What you will do >> With the pictures omitted, write out the entries that follow exactly as they stand.
-- START OF Input for this task --
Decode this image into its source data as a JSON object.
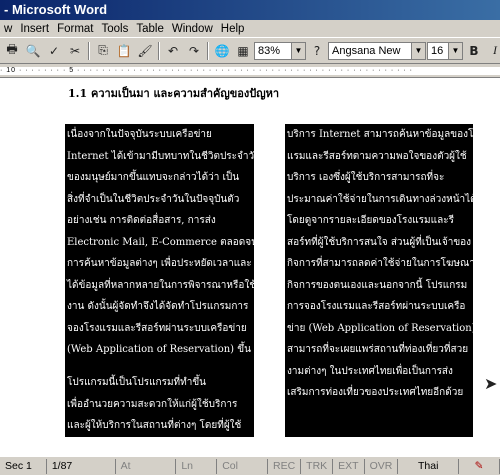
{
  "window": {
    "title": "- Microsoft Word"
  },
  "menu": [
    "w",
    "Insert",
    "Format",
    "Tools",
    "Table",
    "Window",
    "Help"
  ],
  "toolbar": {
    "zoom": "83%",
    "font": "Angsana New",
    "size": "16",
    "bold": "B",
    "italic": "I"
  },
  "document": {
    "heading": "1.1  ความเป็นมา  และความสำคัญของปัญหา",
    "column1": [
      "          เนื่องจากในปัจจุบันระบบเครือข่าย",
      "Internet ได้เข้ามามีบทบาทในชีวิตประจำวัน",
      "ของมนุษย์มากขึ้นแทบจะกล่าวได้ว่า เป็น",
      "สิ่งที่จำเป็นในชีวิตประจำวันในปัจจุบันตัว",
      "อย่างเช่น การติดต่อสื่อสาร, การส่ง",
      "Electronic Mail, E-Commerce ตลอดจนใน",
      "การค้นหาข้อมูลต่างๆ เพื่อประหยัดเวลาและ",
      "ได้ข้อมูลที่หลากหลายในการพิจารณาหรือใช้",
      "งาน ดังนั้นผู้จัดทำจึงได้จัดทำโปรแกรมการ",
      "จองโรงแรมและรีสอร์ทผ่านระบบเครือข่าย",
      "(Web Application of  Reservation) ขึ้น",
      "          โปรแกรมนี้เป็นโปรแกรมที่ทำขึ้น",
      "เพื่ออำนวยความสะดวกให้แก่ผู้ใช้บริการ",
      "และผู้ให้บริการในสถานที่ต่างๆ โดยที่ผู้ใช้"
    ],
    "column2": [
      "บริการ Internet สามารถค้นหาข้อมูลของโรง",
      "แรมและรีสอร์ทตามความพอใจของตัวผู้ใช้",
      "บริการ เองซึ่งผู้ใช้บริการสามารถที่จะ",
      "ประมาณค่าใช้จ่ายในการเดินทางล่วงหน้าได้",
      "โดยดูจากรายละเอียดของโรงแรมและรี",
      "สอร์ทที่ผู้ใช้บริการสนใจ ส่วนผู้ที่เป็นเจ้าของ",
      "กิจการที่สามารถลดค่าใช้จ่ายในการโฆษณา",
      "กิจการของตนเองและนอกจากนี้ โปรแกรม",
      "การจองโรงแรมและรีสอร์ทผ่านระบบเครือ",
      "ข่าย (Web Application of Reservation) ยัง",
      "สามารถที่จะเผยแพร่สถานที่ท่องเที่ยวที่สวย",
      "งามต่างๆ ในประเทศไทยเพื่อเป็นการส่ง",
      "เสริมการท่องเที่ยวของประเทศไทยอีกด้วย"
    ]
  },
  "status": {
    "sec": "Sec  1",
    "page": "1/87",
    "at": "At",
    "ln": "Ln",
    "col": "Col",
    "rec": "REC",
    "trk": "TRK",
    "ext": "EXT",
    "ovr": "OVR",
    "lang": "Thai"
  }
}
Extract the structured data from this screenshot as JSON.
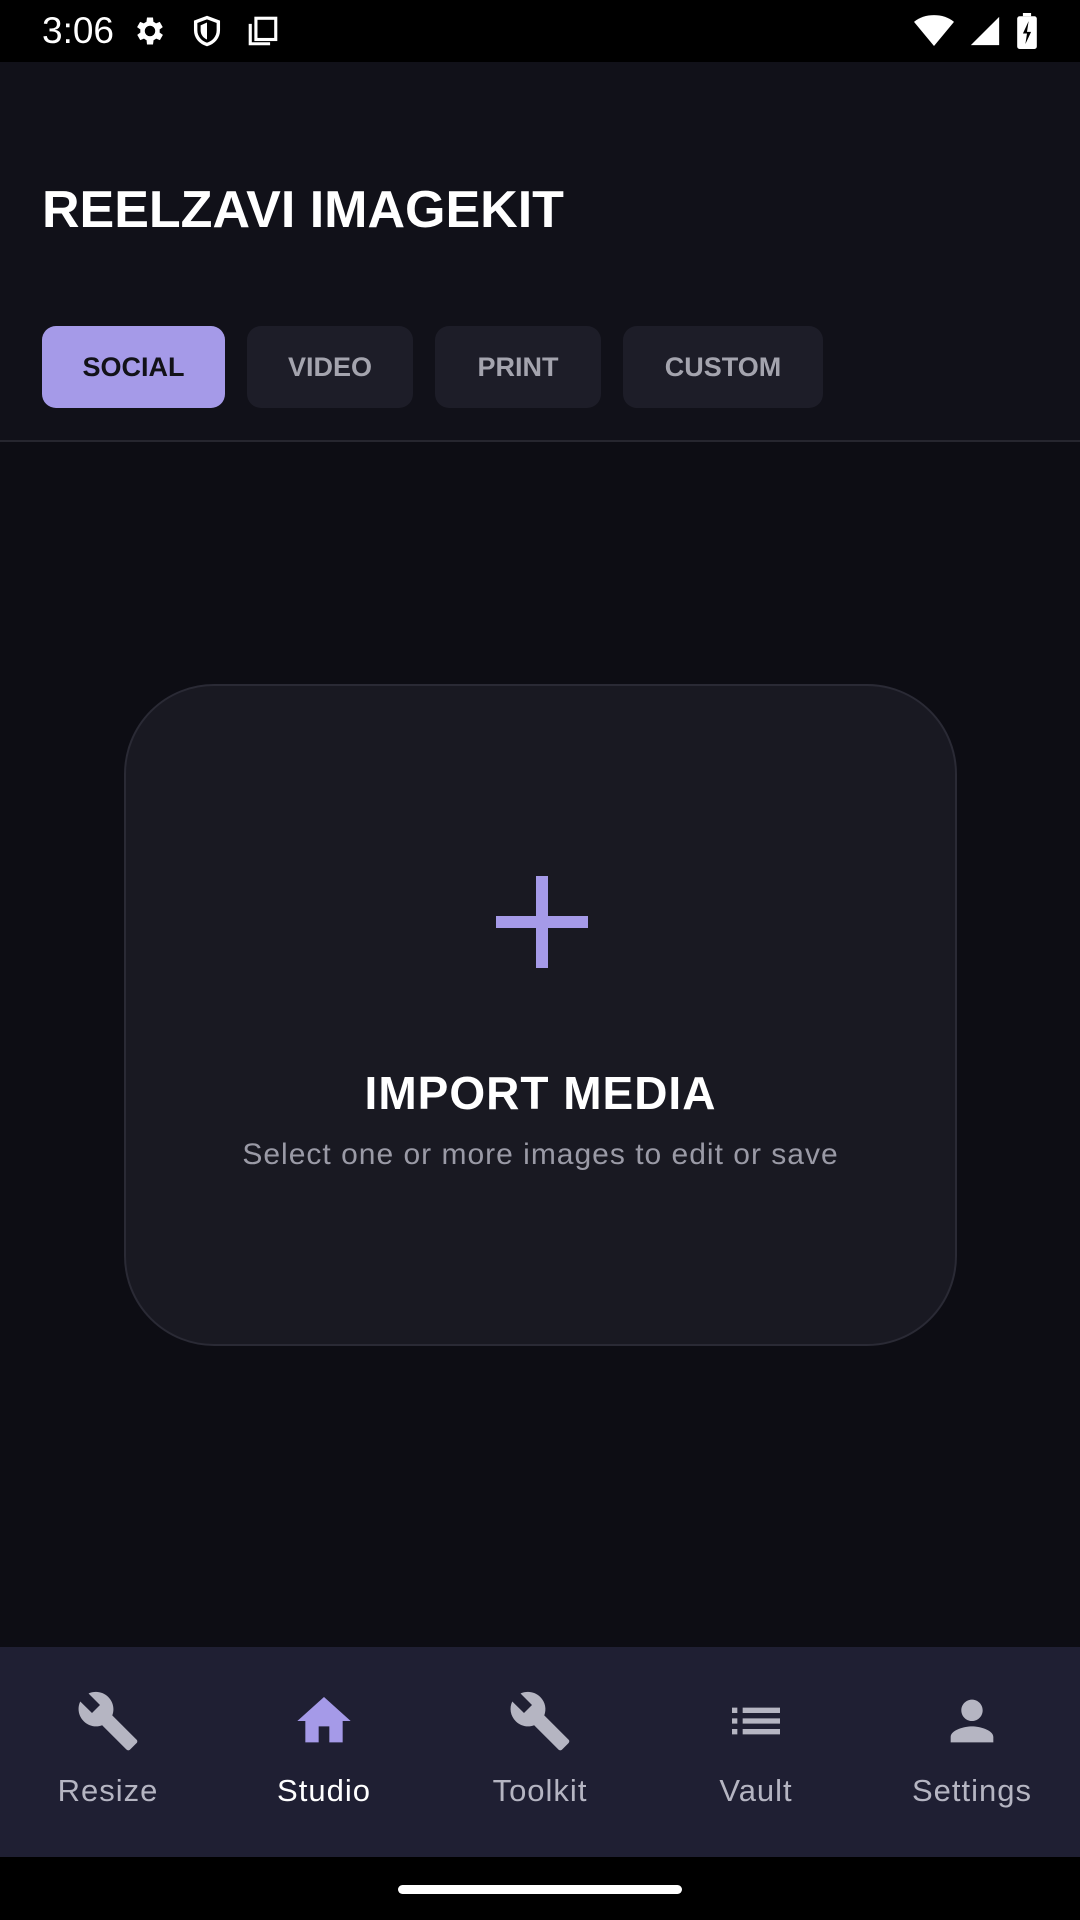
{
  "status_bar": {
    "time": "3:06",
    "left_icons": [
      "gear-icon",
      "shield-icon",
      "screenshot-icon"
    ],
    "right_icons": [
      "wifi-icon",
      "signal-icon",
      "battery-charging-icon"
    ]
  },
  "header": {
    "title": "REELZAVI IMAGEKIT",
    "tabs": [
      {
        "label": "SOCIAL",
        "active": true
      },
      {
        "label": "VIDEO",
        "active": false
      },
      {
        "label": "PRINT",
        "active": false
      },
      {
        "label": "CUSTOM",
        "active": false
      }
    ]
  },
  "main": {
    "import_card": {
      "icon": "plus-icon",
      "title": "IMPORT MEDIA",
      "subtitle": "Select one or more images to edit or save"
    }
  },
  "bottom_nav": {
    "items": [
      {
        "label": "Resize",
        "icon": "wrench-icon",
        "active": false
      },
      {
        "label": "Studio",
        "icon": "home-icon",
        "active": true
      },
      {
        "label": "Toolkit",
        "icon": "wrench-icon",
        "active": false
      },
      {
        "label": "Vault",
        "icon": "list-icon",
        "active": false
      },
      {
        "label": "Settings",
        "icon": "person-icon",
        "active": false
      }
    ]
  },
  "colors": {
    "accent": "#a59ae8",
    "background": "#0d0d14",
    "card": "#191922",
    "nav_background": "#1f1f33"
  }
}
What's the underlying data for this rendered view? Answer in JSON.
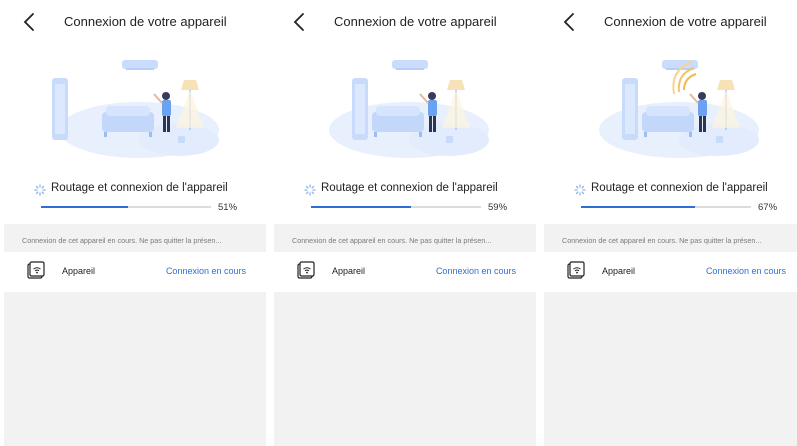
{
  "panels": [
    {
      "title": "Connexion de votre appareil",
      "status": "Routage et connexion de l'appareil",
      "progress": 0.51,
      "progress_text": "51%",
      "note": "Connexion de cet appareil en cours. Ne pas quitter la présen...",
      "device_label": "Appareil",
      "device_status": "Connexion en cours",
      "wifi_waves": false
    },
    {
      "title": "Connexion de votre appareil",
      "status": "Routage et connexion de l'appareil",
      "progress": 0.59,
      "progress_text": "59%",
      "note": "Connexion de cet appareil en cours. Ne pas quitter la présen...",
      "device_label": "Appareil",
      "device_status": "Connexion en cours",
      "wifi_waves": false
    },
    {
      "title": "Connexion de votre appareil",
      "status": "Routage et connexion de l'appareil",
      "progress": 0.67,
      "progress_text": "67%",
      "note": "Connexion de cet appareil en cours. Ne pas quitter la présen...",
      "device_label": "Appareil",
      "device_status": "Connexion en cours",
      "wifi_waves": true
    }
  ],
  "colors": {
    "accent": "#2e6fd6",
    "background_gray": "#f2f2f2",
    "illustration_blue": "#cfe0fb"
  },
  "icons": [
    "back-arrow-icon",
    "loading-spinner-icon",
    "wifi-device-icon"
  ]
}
-- END OF Input for this task --
Task answer >>
Decode this image into its source data as a JSON object.
{
  "window": {
    "title": "- Microsoft Word"
  },
  "menu": [
    "w",
    "Insert",
    "Format",
    "Tools",
    "Table",
    "Window",
    "Help"
  ],
  "toolbar": {
    "zoom": "83%",
    "font": "Angsana New",
    "size": "16",
    "bold": "B",
    "italic": "I"
  },
  "document": {
    "heading": "1.1  ความเป็นมา  และความสำคัญของปัญหา",
    "column1": [
      "          เนื่องจากในปัจจุบันระบบเครือข่าย",
      "Internet ได้เข้ามามีบทบาทในชีวิตประจำวัน",
      "ของมนุษย์มากขึ้นแทบจะกล่าวได้ว่า เป็น",
      "สิ่งที่จำเป็นในชีวิตประจำวันในปัจจุบันตัว",
      "อย่างเช่น การติดต่อสื่อสาร, การส่ง",
      "Electronic Mail, E-Commerce ตลอดจนใน",
      "การค้นหาข้อมูลต่างๆ เพื่อประหยัดเวลาและ",
      "ได้ข้อมูลที่หลากหลายในการพิจารณาหรือใช้",
      "งาน ดังนั้นผู้จัดทำจึงได้จัดทำโปรแกรมการ",
      "จองโรงแรมและรีสอร์ทผ่านระบบเครือข่าย",
      "(Web Application of  Reservation) ขึ้น",
      "          โปรแกรมนี้เป็นโปรแกรมที่ทำขึ้น",
      "เพื่ออำนวยความสะดวกให้แก่ผู้ใช้บริการ",
      "และผู้ให้บริการในสถานที่ต่างๆ โดยที่ผู้ใช้"
    ],
    "column2": [
      "บริการ Internet สามารถค้นหาข้อมูลของโรง",
      "แรมและรีสอร์ทตามความพอใจของตัวผู้ใช้",
      "บริการ เองซึ่งผู้ใช้บริการสามารถที่จะ",
      "ประมาณค่าใช้จ่ายในการเดินทางล่วงหน้าได้",
      "โดยดูจากรายละเอียดของโรงแรมและรี",
      "สอร์ทที่ผู้ใช้บริการสนใจ ส่วนผู้ที่เป็นเจ้าของ",
      "กิจการที่สามารถลดค่าใช้จ่ายในการโฆษณา",
      "กิจการของตนเองและนอกจากนี้ โปรแกรม",
      "การจองโรงแรมและรีสอร์ทผ่านระบบเครือ",
      "ข่าย (Web Application of Reservation) ยัง",
      "สามารถที่จะเผยแพร่สถานที่ท่องเที่ยวที่สวย",
      "งามต่างๆ ในประเทศไทยเพื่อเป็นการส่ง",
      "เสริมการท่องเที่ยวของประเทศไทยอีกด้วย"
    ]
  },
  "status": {
    "sec": "Sec  1",
    "page": "1/87",
    "at": "At",
    "ln": "Ln",
    "col": "Col",
    "rec": "REC",
    "trk": "TRK",
    "ext": "EXT",
    "ovr": "OVR",
    "lang": "Thai"
  }
}
Extract the structured data from this screenshot as JSON.
{
  "status_bar": {
    "time": "3:06",
    "left_icons": [
      "gear-icon",
      "shield-icon",
      "screenshot-icon"
    ],
    "right_icons": [
      "wifi-icon",
      "signal-icon",
      "battery-charging-icon"
    ]
  },
  "header": {
    "title": "REELZAVI IMAGEKIT",
    "tabs": [
      {
        "label": "SOCIAL",
        "active": true
      },
      {
        "label": "VIDEO",
        "active": false
      },
      {
        "label": "PRINT",
        "active": false
      },
      {
        "label": "CUSTOM",
        "active": false
      }
    ]
  },
  "main": {
    "import_card": {
      "icon": "plus-icon",
      "title": "IMPORT MEDIA",
      "subtitle": "Select one or more images to edit or save"
    }
  },
  "bottom_nav": {
    "items": [
      {
        "label": "Resize",
        "icon": "wrench-icon",
        "active": false
      },
      {
        "label": "Studio",
        "icon": "home-icon",
        "active": true
      },
      {
        "label": "Toolkit",
        "icon": "wrench-icon",
        "active": false
      },
      {
        "label": "Vault",
        "icon": "list-icon",
        "active": false
      },
      {
        "label": "Settings",
        "icon": "person-icon",
        "active": false
      }
    ]
  },
  "colors": {
    "accent": "#a59ae8",
    "background": "#0d0d14",
    "card": "#191922",
    "nav_background": "#1f1f33"
  }
}
What's the underlying data for this rendered view? Answer in JSON.
{
  "panels": [
    {
      "title": "Connexion de votre appareil",
      "status": "Routage et connexion de l'appareil",
      "progress": 0.51,
      "progress_text": "51%",
      "note": "Connexion de cet appareil en cours. Ne pas quitter la présen...",
      "device_label": "Appareil",
      "device_status": "Connexion en cours",
      "wifi_waves": false
    },
    {
      "title": "Connexion de votre appareil",
      "status": "Routage et connexion de l'appareil",
      "progress": 0.59,
      "progress_text": "59%",
      "note": "Connexion de cet appareil en cours. Ne pas quitter la présen...",
      "device_label": "Appareil",
      "device_status": "Connexion en cours",
      "wifi_waves": false
    },
    {
      "title": "Connexion de votre appareil",
      "status": "Routage et connexion de l'appareil",
      "progress": 0.67,
      "progress_text": "67%",
      "note": "Connexion de cet appareil en cours. Ne pas quitter la présen...",
      "device_label": "Appareil",
      "device_status": "Connexion en cours",
      "wifi_waves": true
    }
  ],
  "colors": {
    "accent": "#2e6fd6",
    "background_gray": "#f2f2f2",
    "illustration_blue": "#cfe0fb"
  },
  "icons": [
    "back-arrow-icon",
    "loading-spinner-icon",
    "wifi-device-icon"
  ]
}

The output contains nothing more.